> **Task brief**: Each line of the data that includes the string "鷲祭特別祭儀" is to be copied out.
------ Dataset content ------
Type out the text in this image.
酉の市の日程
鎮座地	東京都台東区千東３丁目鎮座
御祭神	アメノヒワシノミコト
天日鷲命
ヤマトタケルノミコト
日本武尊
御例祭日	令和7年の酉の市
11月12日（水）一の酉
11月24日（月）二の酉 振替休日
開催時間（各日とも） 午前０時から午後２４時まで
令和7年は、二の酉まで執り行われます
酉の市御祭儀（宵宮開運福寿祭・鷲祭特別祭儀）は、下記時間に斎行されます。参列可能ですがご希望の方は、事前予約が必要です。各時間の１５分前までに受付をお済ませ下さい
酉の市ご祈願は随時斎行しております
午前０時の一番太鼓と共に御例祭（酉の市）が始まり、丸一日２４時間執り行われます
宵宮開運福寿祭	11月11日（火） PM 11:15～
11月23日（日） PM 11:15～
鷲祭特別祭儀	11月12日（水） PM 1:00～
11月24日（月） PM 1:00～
------
> **Output**:
酉の市御祭儀（宵宮開運福寿祭・鷲祭特別祭儀）は、下記時間に斎行されます。参列可能ですがご希望の方は、事前予約が必要です。各時間の１５分前までに受付をお済ませ下さい
鷲祭特別祭儀	11月12日（水） PM 1:00～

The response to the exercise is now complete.